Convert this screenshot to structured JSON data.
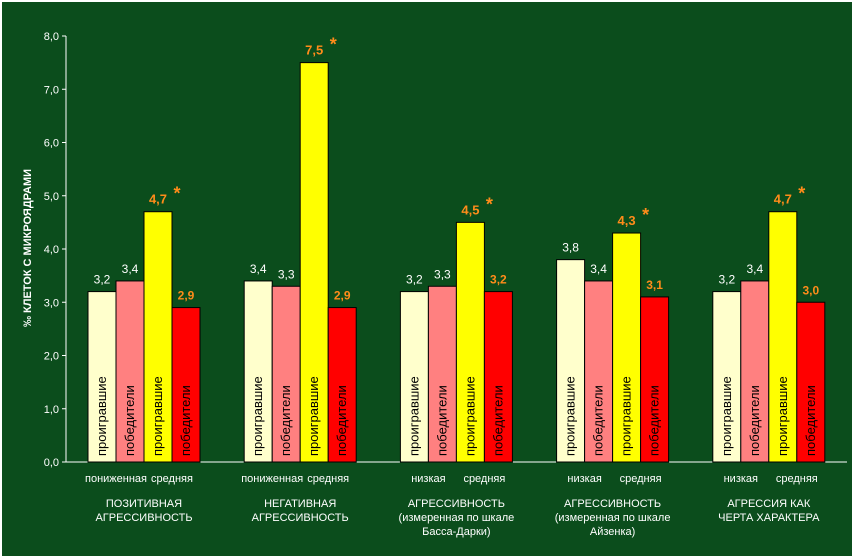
{
  "chart_data": {
    "type": "bar",
    "ylabel": "‰ КЛЕТОК С МИКРОЯДРАМИ",
    "ylim": [
      0,
      8
    ],
    "yticks": [
      "0,0",
      "1,0",
      "2,0",
      "3,0",
      "4,0",
      "5,0",
      "6,0",
      "7,0",
      "8,0"
    ],
    "grid": false,
    "colors": {
      "background": "#0b4d1c",
      "frame": "#ffffff",
      "text": "#ffffff",
      "accent_label": "#ff8c1a"
    },
    "bar_labels": [
      "проигравшие",
      "победители",
      "проигравшие",
      "победители"
    ],
    "series_colors": [
      "#ffffcc",
      "#ff8080",
      "#ffff00",
      "#ff0000"
    ],
    "groups": [
      {
        "name": [
          "ПОЗИТИВНАЯ",
          "АГРЕССИВНОСТЬ"
        ],
        "sublabels": [
          "пониженная",
          "средняя"
        ],
        "values": [
          3.2,
          3.4,
          4.7,
          2.9
        ],
        "value_labels": [
          "3,2",
          "3,4",
          "4,7",
          "2,9"
        ],
        "marks": [
          "",
          "",
          "*",
          ""
        ]
      },
      {
        "name": [
          "НЕГАТИВНАЯ",
          "АГРЕССИВНОСТЬ"
        ],
        "sublabels": [
          "пониженная",
          "средняя"
        ],
        "values": [
          3.4,
          3.3,
          7.5,
          2.9
        ],
        "value_labels": [
          "3,4",
          "3,3",
          "7,5",
          "2,9"
        ],
        "marks": [
          "",
          "",
          "*",
          ""
        ]
      },
      {
        "name": [
          "АГРЕССИВНОСТЬ",
          "(измеренная по шкале",
          "Басса-Дарки)"
        ],
        "sublabels": [
          "низкая",
          "средняя"
        ],
        "values": [
          3.2,
          3.3,
          4.5,
          3.2
        ],
        "value_labels": [
          "3,2",
          "3,3",
          "4,5",
          "3,2"
        ],
        "marks": [
          "",
          "",
          "*",
          ""
        ]
      },
      {
        "name": [
          "АГРЕССИВНОСТЬ",
          "(измеренная по шкале",
          "Айзенка)"
        ],
        "sublabels": [
          "низкая",
          "средняя"
        ],
        "values": [
          3.8,
          3.4,
          4.3,
          3.1
        ],
        "value_labels": [
          "3,8",
          "3,4",
          "4,3",
          "3,1"
        ],
        "marks": [
          "",
          "",
          "*",
          ""
        ]
      },
      {
        "name": [
          "АГРЕССИЯ КАК",
          "ЧЕРТА ХАРАКТЕРА"
        ],
        "sublabels": [
          "низкая",
          "средняя"
        ],
        "values": [
          3.2,
          3.4,
          4.7,
          3.0
        ],
        "value_labels": [
          "3,2",
          "3,4",
          "4,7",
          "3,0"
        ],
        "marks": [
          "",
          "",
          "*",
          ""
        ]
      }
    ]
  }
}
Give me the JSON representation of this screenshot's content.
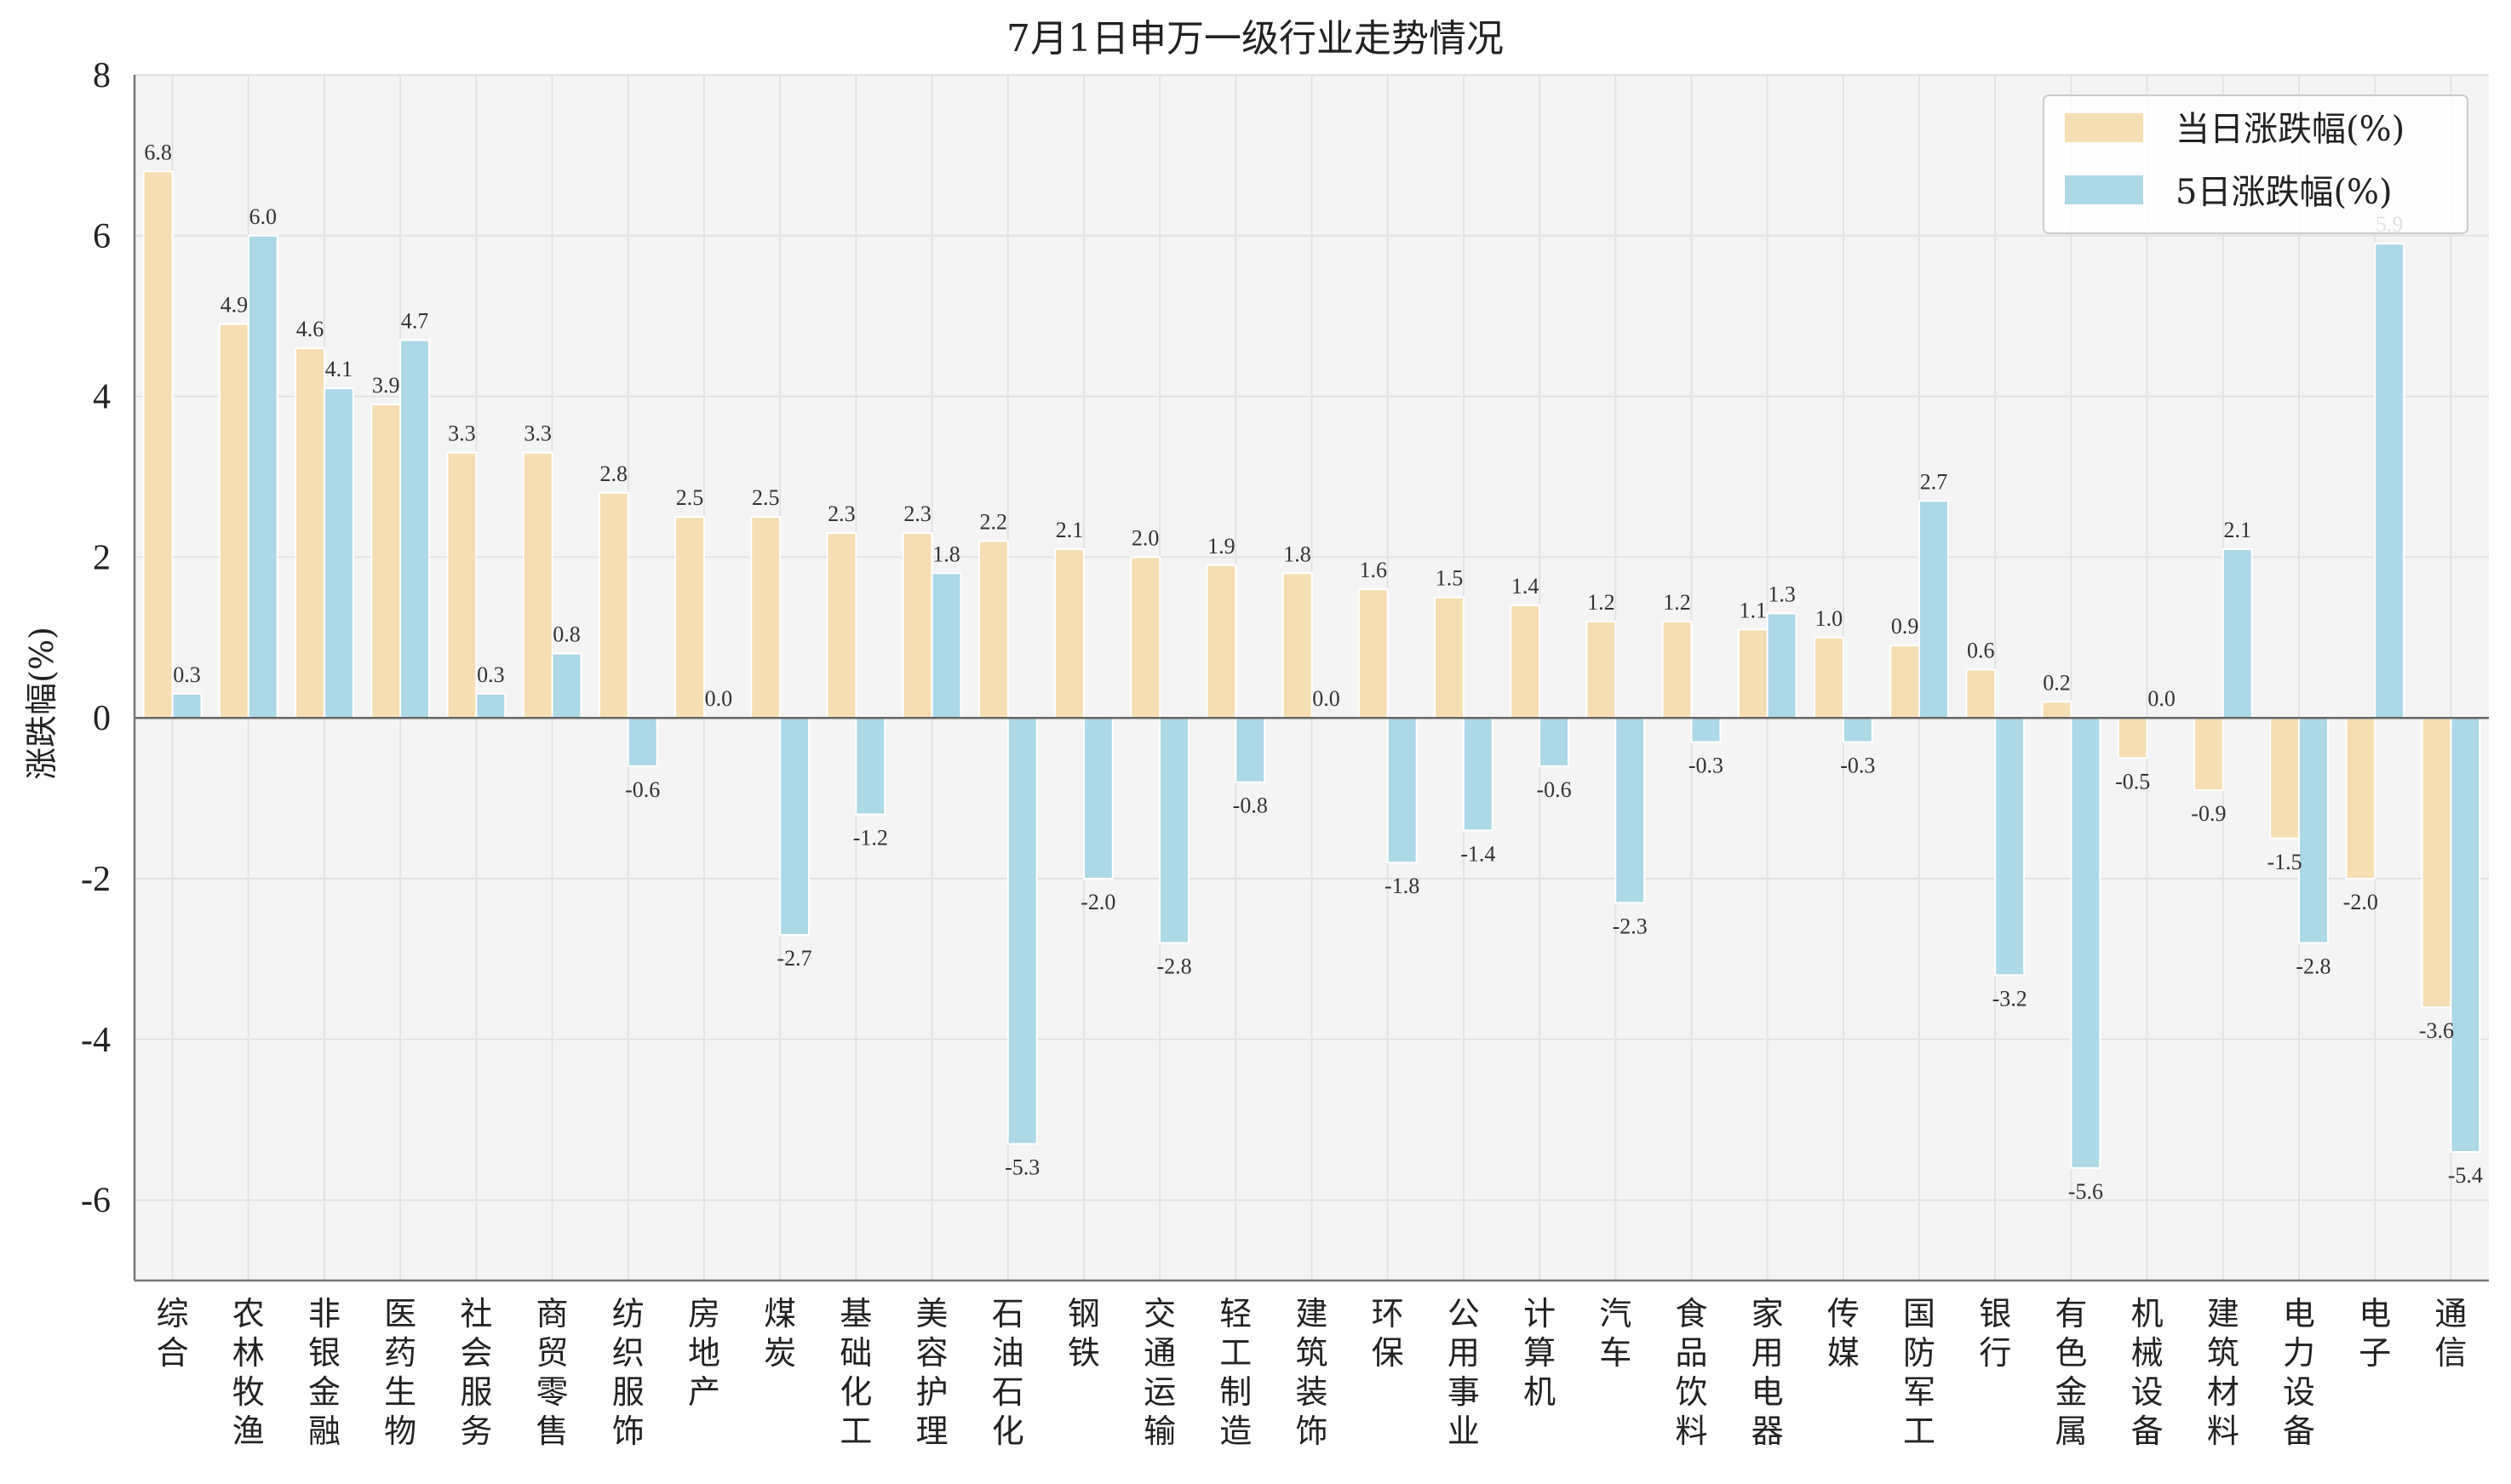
{
  "chart_data": {
    "type": "bar",
    "title": "7月1日申万一级行业走势情况",
    "xlabel": "",
    "ylabel": "涨跌幅(%)",
    "ylim": [
      -7,
      8
    ],
    "yticks": [
      "8",
      "6",
      "4",
      "2",
      "0",
      "-2",
      "-4",
      "-6"
    ],
    "grid": true,
    "legend_position": "top-right",
    "colors": {
      "daily": "#f5deb3",
      "five_day": "#add8e6",
      "plot_bg": "#f4f4f4"
    },
    "categories": [
      "综合",
      "农林牧渔",
      "非银金融",
      "医药生物",
      "社会服务",
      "商贸零售",
      "纺织服饰",
      "房地产",
      "煤炭",
      "基础化工",
      "美容护理",
      "石油石化",
      "钢铁",
      "交通运输",
      "轻工制造",
      "建筑装饰",
      "环保",
      "公用事业",
      "计算机",
      "汽车",
      "食品饮料",
      "家用电器",
      "传媒",
      "国防军工",
      "银行",
      "有色金属",
      "机械设备",
      "建筑材料",
      "电力设备",
      "电子",
      "通信"
    ],
    "series": [
      {
        "name": "当日涨跌幅(%)",
        "values": [
          6.8,
          4.9,
          4.6,
          3.9,
          3.3,
          3.3,
          2.8,
          2.5,
          2.5,
          2.3,
          2.3,
          2.2,
          2.1,
          2.0,
          1.9,
          1.8,
          1.6,
          1.5,
          1.4,
          1.2,
          1.2,
          1.1,
          1.0,
          0.9,
          0.6,
          0.2,
          -0.5,
          -0.9,
          -1.5,
          -2.0,
          -3.6
        ],
        "labels": [
          "6.8",
          "4.9",
          "4.6",
          "3.9",
          "3.3",
          "3.3",
          "2.8",
          "2.5",
          "2.5",
          "2.3",
          "2.3",
          "2.2",
          "2.1",
          "2.0",
          "1.9",
          "1.8",
          "1.6",
          "1.5",
          "1.4",
          "1.2",
          "1.2",
          "1.1",
          "1.0",
          "0.9",
          "0.6",
          "0.2",
          "-0.5",
          "-0.9",
          "-1.5",
          "-2.0",
          "-3.6"
        ]
      },
      {
        "name": "5日涨跌幅(%)",
        "values": [
          0.3,
          6.0,
          4.1,
          4.7,
          0.3,
          0.8,
          -0.6,
          0.0,
          -2.7,
          -1.2,
          1.8,
          -5.3,
          -2.0,
          -2.8,
          -0.8,
          0.0,
          -1.8,
          -1.4,
          -0.6,
          -2.3,
          -0.3,
          1.3,
          -0.3,
          2.7,
          -3.2,
          -5.6,
          0.0,
          2.1,
          -2.8,
          5.9,
          -5.4
        ],
        "labels": [
          "0.3",
          "6.0",
          "4.1",
          "4.7",
          "0.3",
          "0.8",
          "-0.6",
          "0.0",
          "-2.7",
          "-1.2",
          "1.8",
          "-5.3",
          "-2.0",
          "-2.8",
          "-0.8",
          "0.0",
          "-1.8",
          "-1.4",
          "-0.6",
          "-2.3",
          "-0.3",
          "1.3",
          "-0.3",
          "2.7",
          "-3.2",
          "-5.6",
          "0.0",
          "2.1",
          "-2.8",
          "5.9",
          "-5.4"
        ]
      }
    ]
  }
}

────────

Task to complete
Copy out the listing exactly as it stands, but not the pictures.

Worked solution
Convert this screenshot to structured JSON data.
{
  "chart_data": {
    "type": "bar",
    "ylabel": "‰ КЛЕТОК С МИКРОЯДРАМИ",
    "ylim": [
      0,
      8
    ],
    "yticks": [
      "0,0",
      "1,0",
      "2,0",
      "3,0",
      "4,0",
      "5,0",
      "6,0",
      "7,0",
      "8,0"
    ],
    "grid": false,
    "colors": {
      "background": "#0b4d1c",
      "frame": "#ffffff",
      "text": "#ffffff",
      "accent_label": "#ff8c1a"
    },
    "bar_labels": [
      "проигравшие",
      "победители",
      "проигравшие",
      "победители"
    ],
    "series_colors": [
      "#ffffcc",
      "#ff8080",
      "#ffff00",
      "#ff0000"
    ],
    "groups": [
      {
        "name": [
          "ПОЗИТИВНАЯ",
          "АГРЕССИВНОСТЬ"
        ],
        "sublabels": [
          "пониженная",
          "средняя"
        ],
        "values": [
          3.2,
          3.4,
          4.7,
          2.9
        ],
        "value_labels": [
          "3,2",
          "3,4",
          "4,7",
          "2,9"
        ],
        "marks": [
          "",
          "",
          "*",
          ""
        ]
      },
      {
        "name": [
          "НЕГАТИВНАЯ",
          "АГРЕССИВНОСТЬ"
        ],
        "sublabels": [
          "пониженная",
          "средняя"
        ],
        "values": [
          3.4,
          3.3,
          7.5,
          2.9
        ],
        "value_labels": [
          "3,4",
          "3,3",
          "7,5",
          "2,9"
        ],
        "marks": [
          "",
          "",
          "*",
          ""
        ]
      },
      {
        "name": [
          "АГРЕССИВНОСТЬ",
          "(измеренная по шкале",
          "Басса-Дарки)"
        ],
        "sublabels": [
          "низкая",
          "средняя"
        ],
        "values": [
          3.2,
          3.3,
          4.5,
          3.2
        ],
        "value_labels": [
          "3,2",
          "3,3",
          "4,5",
          "3,2"
        ],
        "marks": [
          "",
          "",
          "*",
          ""
        ]
      },
      {
        "name": [
          "АГРЕССИВНОСТЬ",
          "(измеренная по шкале",
          "Айзенка)"
        ],
        "sublabels": [
          "низкая",
          "средняя"
        ],
        "values": [
          3.8,
          3.4,
          4.3,
          3.1
        ],
        "value_labels": [
          "3,8",
          "3,4",
          "4,3",
          "3,1"
        ],
        "marks": [
          "",
          "",
          "*",
          ""
        ]
      },
      {
        "name": [
          "АГРЕССИЯ КАК",
          "ЧЕРТА ХАРАКТЕРА"
        ],
        "sublabels": [
          "низкая",
          "средняя"
        ],
        "values": [
          3.2,
          3.4,
          4.7,
          3.0
        ],
        "value_labels": [
          "3,2",
          "3,4",
          "4,7",
          "3,0"
        ],
        "marks": [
          "",
          "",
          "*",
          ""
        ]
      }
    ]
  }
}
Give me the JSON representation of this screenshot's content.
{
  "chart_data": {
    "type": "bar",
    "title": "7月1日申万一级行业走势情况",
    "xlabel": "",
    "ylabel": "涨跌幅(%)",
    "ylim": [
      -7,
      8
    ],
    "yticks": [
      "8",
      "6",
      "4",
      "2",
      "0",
      "-2",
      "-4",
      "-6"
    ],
    "grid": true,
    "legend_position": "top-right",
    "colors": {
      "daily": "#f5deb3",
      "five_day": "#add8e6",
      "plot_bg": "#f4f4f4"
    },
    "categories": [
      "综合",
      "农林牧渔",
      "非银金融",
      "医药生物",
      "社会服务",
      "商贸零售",
      "纺织服饰",
      "房地产",
      "煤炭",
      "基础化工",
      "美容护理",
      "石油石化",
      "钢铁",
      "交通运输",
      "轻工制造",
      "建筑装饰",
      "环保",
      "公用事业",
      "计算机",
      "汽车",
      "食品饮料",
      "家用电器",
      "传媒",
      "国防军工",
      "银行",
      "有色金属",
      "机械设备",
      "建筑材料",
      "电力设备",
      "电子",
      "通信"
    ],
    "series": [
      {
        "name": "当日涨跌幅(%)",
        "values": [
          6.8,
          4.9,
          4.6,
          3.9,
          3.3,
          3.3,
          2.8,
          2.5,
          2.5,
          2.3,
          2.3,
          2.2,
          2.1,
          2.0,
          1.9,
          1.8,
          1.6,
          1.5,
          1.4,
          1.2,
          1.2,
          1.1,
          1.0,
          0.9,
          0.6,
          0.2,
          -0.5,
          -0.9,
          -1.5,
          -2.0,
          -3.6
        ],
        "labels": [
          "6.8",
          "4.9",
          "4.6",
          "3.9",
          "3.3",
          "3.3",
          "2.8",
          "2.5",
          "2.5",
          "2.3",
          "2.3",
          "2.2",
          "2.1",
          "2.0",
          "1.9",
          "1.8",
          "1.6",
          "1.5",
          "1.4",
          "1.2",
          "1.2",
          "1.1",
          "1.0",
          "0.9",
          "0.6",
          "0.2",
          "-0.5",
          "-0.9",
          "-1.5",
          "-2.0",
          "-3.6"
        ]
      },
      {
        "name": "5日涨跌幅(%)",
        "values": [
          0.3,
          6.0,
          4.1,
          4.7,
          0.3,
          0.8,
          -0.6,
          0.0,
          -2.7,
          -1.2,
          1.8,
          -5.3,
          -2.0,
          -2.8,
          -0.8,
          0.0,
          -1.8,
          -1.4,
          -0.6,
          -2.3,
          -0.3,
          1.3,
          -0.3,
          2.7,
          -3.2,
          -5.6,
          0.0,
          2.1,
          -2.8,
          5.9,
          -5.4
        ],
        "labels": [
          "0.3",
          "6.0",
          "4.1",
          "4.7",
          "0.3",
          "0.8",
          "-0.6",
          "0.0",
          "-2.7",
          "-1.2",
          "1.8",
          "-5.3",
          "-2.0",
          "-2.8",
          "-0.8",
          "0.0",
          "-1.8",
          "-1.4",
          "-0.6",
          "-2.3",
          "-0.3",
          "1.3",
          "-0.3",
          "2.7",
          "-3.2",
          "-5.6",
          "0.0",
          "2.1",
          "-2.8",
          "5.9",
          "-5.4"
        ]
      }
    ]
  }
}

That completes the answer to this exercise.